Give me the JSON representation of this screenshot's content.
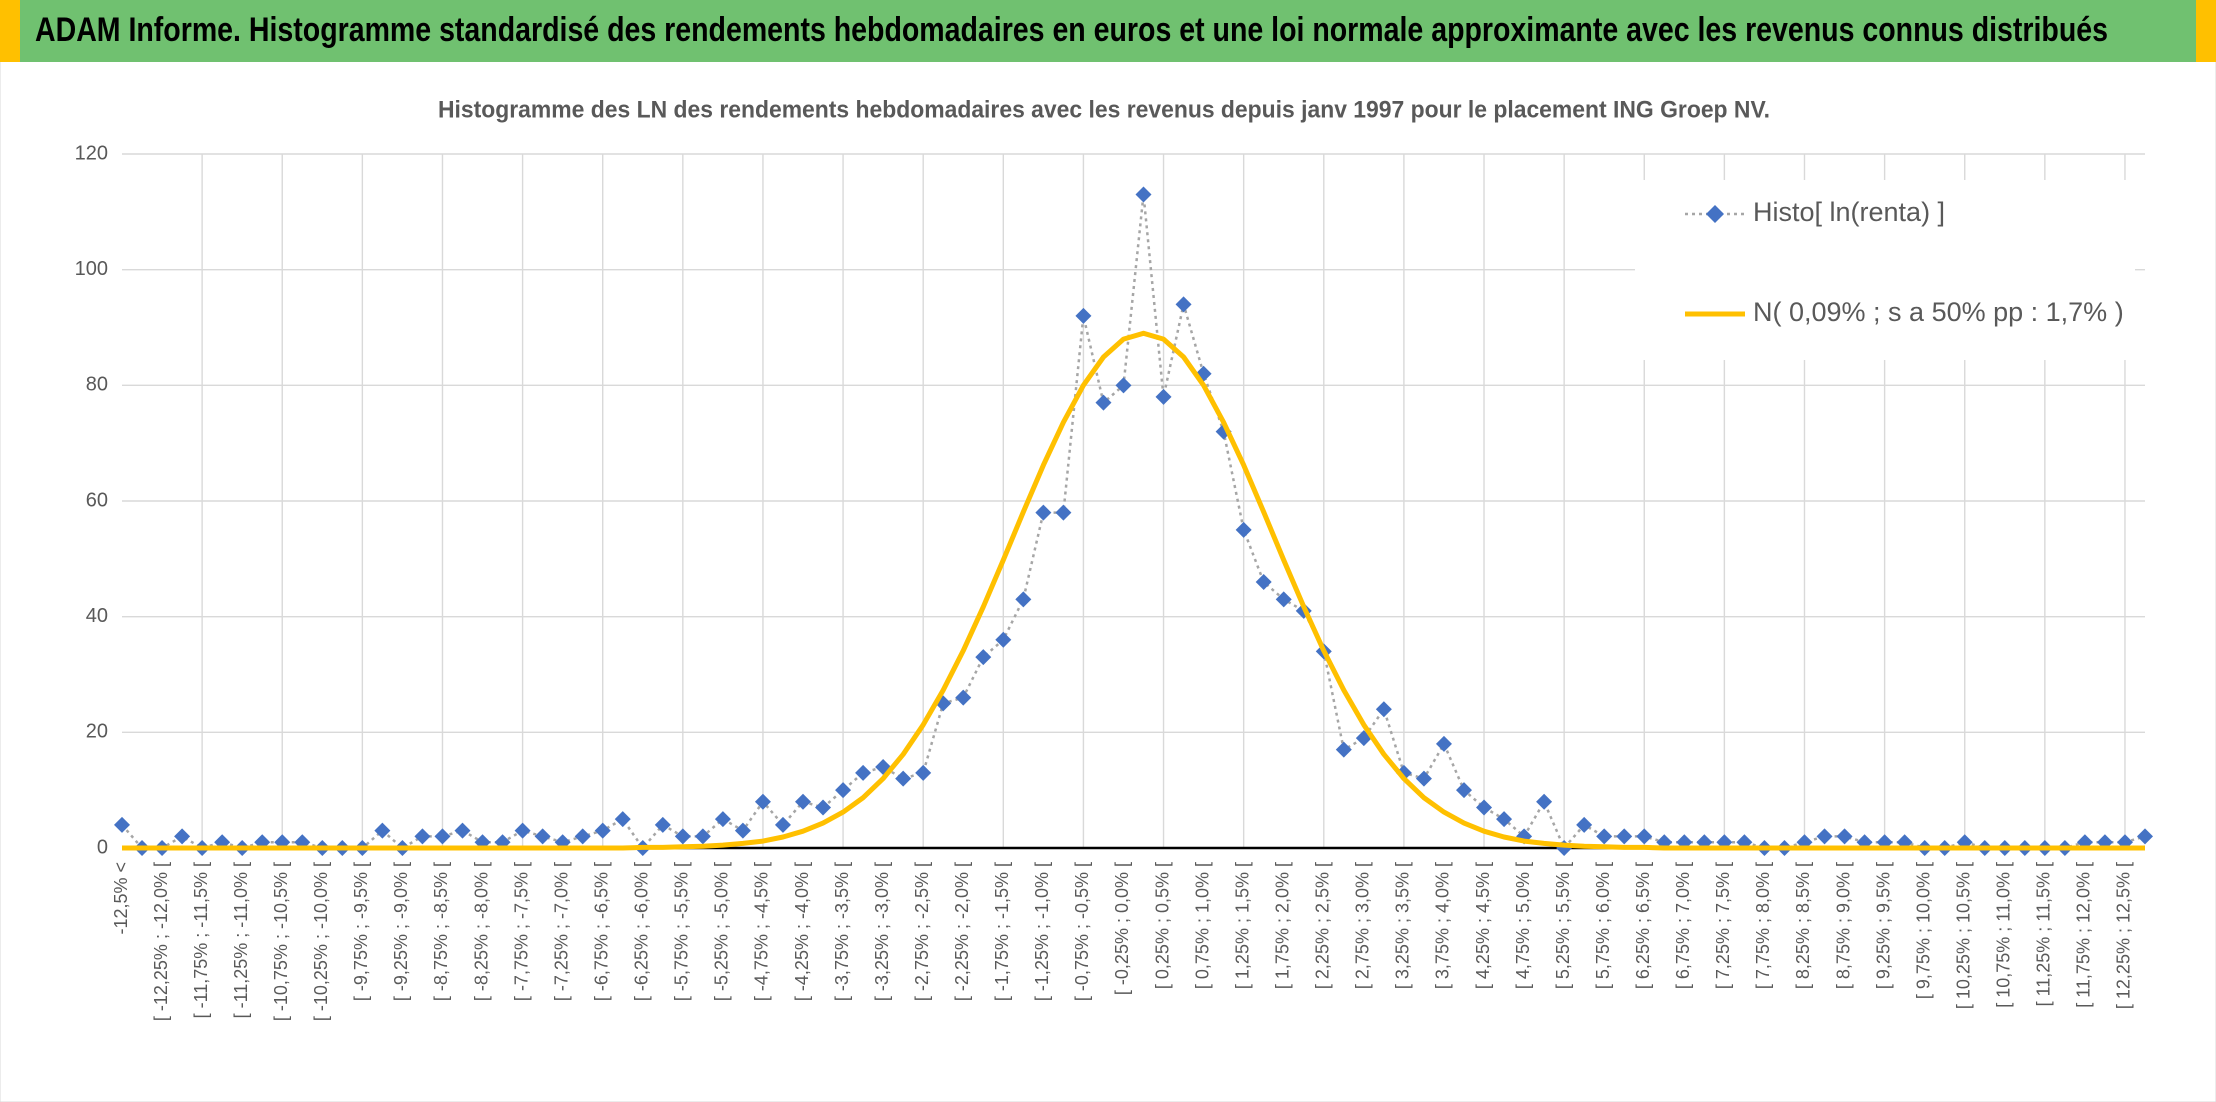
{
  "header": {
    "title": "ADAM Informe. Histogramme standardisé des rendements hebdomadaires en euros et une loi normale approximante avec les revenus connus distribués"
  },
  "chart_data": {
    "type": "line",
    "title": "Histogramme des LN des rendements hebdomadaires avec les revenus depuis janv 1997 pour le placement ING Groep NV.",
    "categories": [
      "-12,5% <",
      null,
      "[ -12,25% ; -12,0% [",
      null,
      "[ -11,75% ; -11,5% [",
      null,
      "[ -11,25% ; -11,0% [",
      null,
      "[ -10,75% ; -10,5% [",
      null,
      "[ -10,25% ; -10,0% [",
      null,
      "[ -9,75% ; -9,5% [",
      null,
      "[ -9,25% ; -9,0% [",
      null,
      "[ -8,75% ; -8,5% [",
      null,
      "[ -8,25% ; -8,0% [",
      null,
      "[ -7,75% ; -7,5% [",
      null,
      "[ -7,25% ; -7,0% [",
      null,
      "[ -6,75% ; -6,5% [",
      null,
      "[ -6,25% ; -6,0% [",
      null,
      "[ -5,75% ; -5,5% [",
      null,
      "[ -5,25% ; -5,0% [",
      null,
      "[ -4,75% ; -4,5% [",
      null,
      "[ -4,25% ; -4,0% [",
      null,
      "[ -3,75% ; -3,5% [",
      null,
      "[ -3,25% ; -3,0% [",
      null,
      "[ -2,75% ; -2,5% [",
      null,
      "[ -2,25% ; -2,0% [",
      null,
      "[ -1,75% ; -1,5% [",
      null,
      "[ -1,25% ; -1,0% [",
      null,
      "[ -0,75% ; -0,5% [",
      null,
      "[ -0,25% ; 0,0% [",
      null,
      "[ 0,25% ; 0,5% [",
      null,
      "[ 0,75% ; 1,0% [",
      null,
      "[ 1,25% ; 1,5% [",
      null,
      "[ 1,75% ; 2,0% [",
      null,
      "[ 2,25% ; 2,5% [",
      null,
      "[ 2,75% ; 3,0% [",
      null,
      "[ 3,25% ; 3,5% [",
      null,
      "[ 3,75% ; 4,0% [",
      null,
      "[ 4,25% ; 4,5% [",
      null,
      "[ 4,75% ; 5,0% [",
      null,
      "[ 5,25% ; 5,5% [",
      null,
      "[ 5,75% ; 6,0% [",
      null,
      "[ 6,25% ; 6,5% [",
      null,
      "[ 6,75% ; 7,0% [",
      null,
      "[ 7,25% ; 7,5% [",
      null,
      "[ 7,75% ; 8,0% [",
      null,
      "[ 8,25% ; 8,5% [",
      null,
      "[ 8,75% ; 9,0% [",
      null,
      "[ 9,25% ; 9,5% [",
      null,
      "[ 9,75% ; 10,0% [",
      null,
      "[ 10,25% ; 10,5% [",
      null,
      "[ 10,75% ; 11,0% [",
      null,
      "[ 11,25% ; 11,5% [",
      null,
      "[ 11,75% ; 12,0% [",
      null,
      "[ 12,25% ; 12,5% [",
      null
    ],
    "series": [
      {
        "name": "Histo[ ln(renta) ]",
        "color": "#4472c4",
        "line_color": "#a6a6a6",
        "marker": "diamond",
        "values": [
          4,
          0,
          0,
          2,
          0,
          1,
          0,
          1,
          1,
          1,
          0,
          0,
          0,
          3,
          0,
          2,
          2,
          3,
          1,
          1,
          3,
          2,
          1,
          2,
          3,
          5,
          0,
          4,
          2,
          2,
          5,
          3,
          8,
          4,
          8,
          7,
          10,
          13,
          14,
          12,
          13,
          25,
          26,
          33,
          36,
          43,
          58,
          58,
          92,
          77,
          80,
          113,
          78,
          94,
          82,
          72,
          55,
          46,
          43,
          41,
          34,
          17,
          19,
          24,
          13,
          12,
          18,
          10,
          7,
          5,
          2,
          8,
          0,
          4,
          2,
          2,
          2,
          1,
          1,
          1,
          1,
          1,
          0,
          0,
          1,
          2,
          2,
          1,
          1,
          1,
          0,
          0,
          1,
          0,
          0,
          0,
          0,
          0,
          1,
          1,
          1,
          2
        ]
      },
      {
        "name": "N( 0,09% ; s a 50% pp : 1,7% )",
        "color": "#ffc000",
        "marker": "none",
        "values": [
          0,
          0,
          0,
          0,
          0,
          0,
          0,
          0,
          0,
          0,
          0,
          0,
          0,
          0,
          0,
          0,
          0,
          0,
          0,
          0,
          0,
          0,
          0,
          0,
          0,
          0,
          0.1,
          0.1,
          0.2,
          0.3,
          0.5,
          0.8,
          1.2,
          1.9,
          2.9,
          4.3,
          6.2,
          8.7,
          12.0,
          16.2,
          21.3,
          27.3,
          34.1,
          41.7,
          49.8,
          58.1,
          66.2,
          73.6,
          80.0,
          84.9,
          88.0,
          89,
          88.0,
          84.9,
          80.0,
          73.6,
          66.2,
          58.1,
          49.8,
          41.7,
          34.1,
          27.3,
          21.3,
          16.2,
          12.0,
          8.7,
          6.2,
          4.3,
          2.9,
          1.9,
          1.2,
          0.8,
          0.5,
          0.3,
          0.2,
          0.1,
          0.1,
          0,
          0,
          0,
          0,
          0,
          0,
          0,
          0,
          0,
          0,
          0,
          0,
          0,
          0,
          0,
          0,
          0,
          0,
          0,
          0,
          0,
          0,
          0,
          0,
          0
        ]
      }
    ],
    "ylim": [
      0,
      120
    ],
    "yticks": [
      0,
      20,
      40,
      60,
      80,
      100,
      120
    ],
    "grid": true,
    "legend": "upper right"
  }
}
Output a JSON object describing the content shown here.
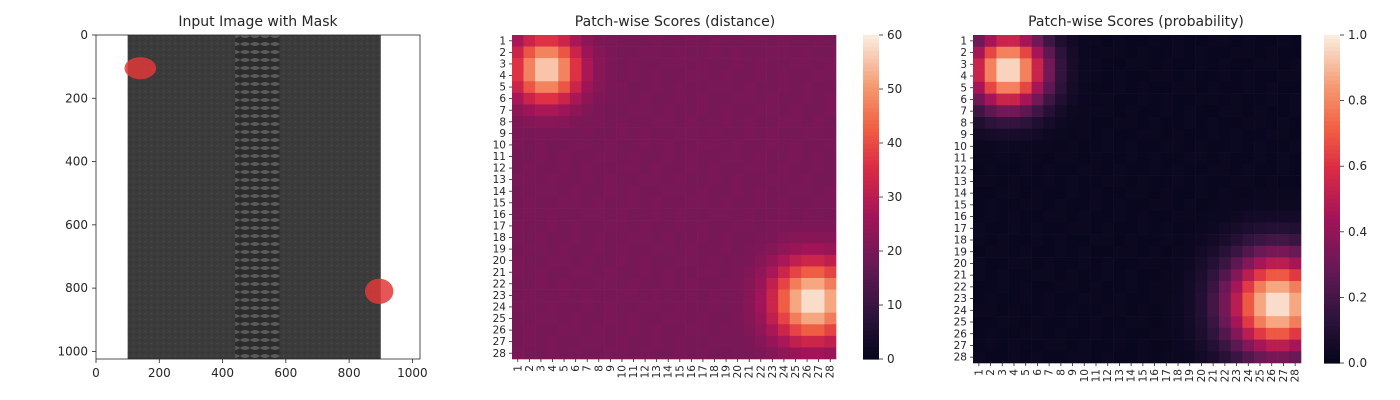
{
  "chart_data": [
    {
      "type": "image",
      "title": "Input Image with Mask",
      "xlim": [
        0,
        1024
      ],
      "ylim": [
        1024,
        0
      ],
      "xticks": [
        0,
        200,
        400,
        600,
        800,
        1000
      ],
      "yticks": [
        0,
        200,
        400,
        600,
        800,
        1000
      ],
      "image_extent": {
        "x_start": 100,
        "x_end": 900,
        "y_start": 0,
        "y_end": 1024
      },
      "colors": {
        "fabric": "#3b3b3b",
        "zipper_teeth": "#2a2a2a",
        "mask": "#e03a3a"
      },
      "mask_regions": [
        {
          "x": [
            90,
            190
          ],
          "y": [
            70,
            140
          ]
        },
        {
          "x": [
            850,
            940
          ],
          "y": [
            770,
            850
          ]
        }
      ]
    },
    {
      "type": "heatmap",
      "title": "Patch-wise Scores (distance)",
      "rows": 28,
      "cols": 28,
      "tick_labels": [
        "1",
        "2",
        "3",
        "4",
        "5",
        "6",
        "7",
        "8",
        "9",
        "10",
        "11",
        "12",
        "13",
        "14",
        "15",
        "16",
        "17",
        "18",
        "19",
        "20",
        "21",
        "22",
        "23",
        "24",
        "25",
        "26",
        "27",
        "28"
      ],
      "colorbar": {
        "min": 0,
        "max": 60,
        "ticks": [
          0,
          10,
          20,
          30,
          40,
          50,
          60
        ],
        "colormap": "rocket"
      },
      "background_value": 20,
      "hotspots": [
        {
          "row": 3.5,
          "col": 3.5,
          "peak": 58,
          "radius": 2.0
        },
        {
          "row": 23.5,
          "col": 26.5,
          "peak": 60,
          "radius": 2.4
        }
      ]
    },
    {
      "type": "heatmap",
      "title": "Patch-wise Scores (probability)",
      "rows": 28,
      "cols": 28,
      "tick_labels": [
        "1",
        "2",
        "3",
        "4",
        "5",
        "6",
        "7",
        "8",
        "9",
        "10",
        "11",
        "12",
        "13",
        "14",
        "15",
        "16",
        "17",
        "18",
        "19",
        "20",
        "21",
        "22",
        "23",
        "24",
        "25",
        "26",
        "27",
        "28"
      ],
      "colorbar": {
        "min": 0.0,
        "max": 1.0,
        "ticks": [
          0.0,
          0.2,
          0.4,
          0.6,
          0.8,
          1.0
        ],
        "tick_labels": [
          "0.0",
          "0.2",
          "0.4",
          "0.6",
          "0.8",
          "1.0"
        ],
        "colormap": "rocket"
      },
      "background_value": 0.02,
      "hotspots": [
        {
          "row": 3.5,
          "col": 3.5,
          "peak": 1.0,
          "radius": 2.3
        },
        {
          "row": 23.5,
          "col": 26.5,
          "peak": 1.0,
          "radius": 3.0
        }
      ]
    }
  ]
}
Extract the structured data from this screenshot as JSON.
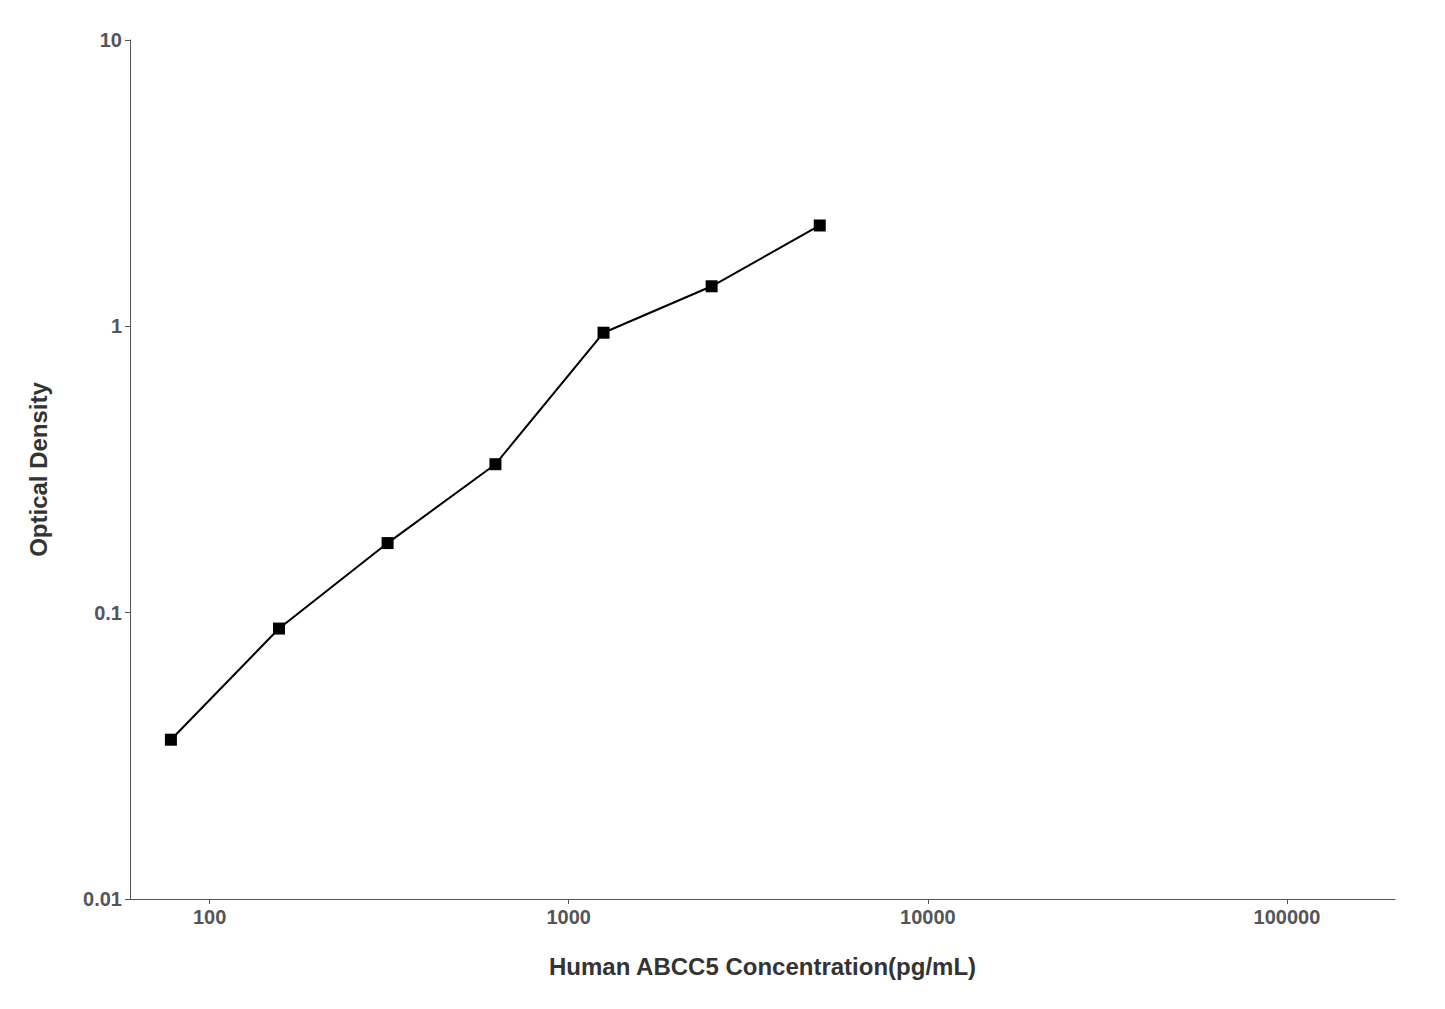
{
  "chart_data": {
    "type": "line",
    "xlabel": "Human ABCC5 Concentration(pg/mL)",
    "ylabel": "Optical Density",
    "x": [
      78,
      156,
      313,
      625,
      1250,
      2500,
      5000
    ],
    "values": [
      0.036,
      0.088,
      0.175,
      0.33,
      0.95,
      1.38,
      2.25
    ],
    "xlim": [
      60,
      200000
    ],
    "ylim": [
      0.01,
      10
    ],
    "xticks": [
      100,
      1000,
      10000,
      100000
    ],
    "yticks": [
      0.01,
      0.1,
      1,
      10
    ],
    "log": true,
    "grid": false,
    "color": "#000000",
    "marker": "square"
  }
}
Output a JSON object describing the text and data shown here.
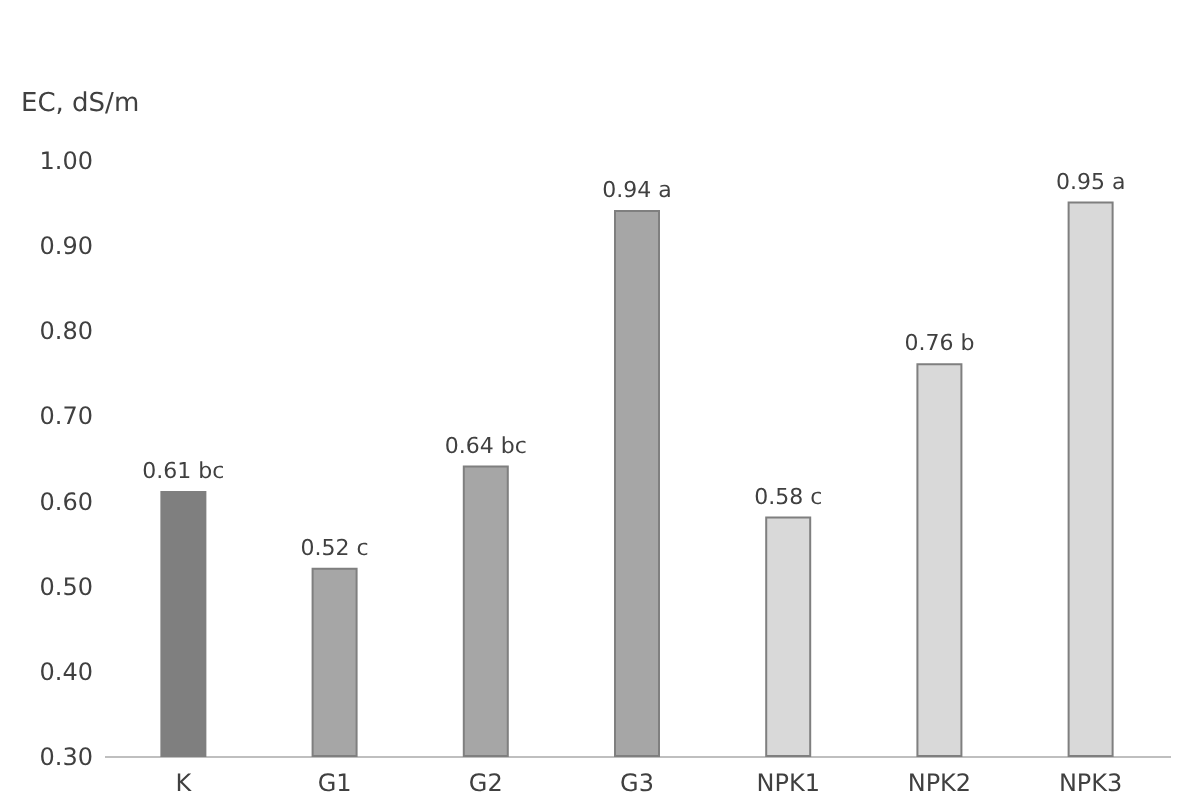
{
  "chart_data": {
    "type": "bar",
    "ylabel": "EC, dS/m",
    "categories": [
      "K",
      "G1",
      "G2",
      "G3",
      "NPK1",
      "NPK2",
      "NPK3"
    ],
    "values": [
      0.61,
      0.52,
      0.64,
      0.94,
      0.58,
      0.76,
      0.95
    ],
    "colors": [
      "#7f7f7f",
      "#a6a6a6",
      "#a6a6a6",
      "#a6a6a6",
      "#d9d9d9",
      "#d9d9d9",
      "#d9d9d9"
    ],
    "value_labels": [
      "0.61 bc",
      "0.52 c",
      "0.64 bc",
      "0.94 a",
      "0.58 c",
      "0.76 b",
      "0.95 a"
    ],
    "ylim": [
      0.3,
      1.0
    ],
    "yticks": [
      {
        "value": 0.3,
        "label": "0.30"
      },
      {
        "value": 0.4,
        "label": "0.40"
      },
      {
        "value": 0.5,
        "label": "0.50"
      },
      {
        "value": 0.6,
        "label": "0.60"
      },
      {
        "value": 0.7,
        "label": "0.70"
      },
      {
        "value": 0.8,
        "label": "0.80"
      },
      {
        "value": 0.9,
        "label": "0.90"
      },
      {
        "value": 1.0,
        "label": "1.00"
      }
    ],
    "grid": false
  }
}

============================================================

In the records, locate each line holding the string "this" and copy it.

Give me the JSON representation of this screenshot's content.
Extract the structured data from this screenshot as JSON.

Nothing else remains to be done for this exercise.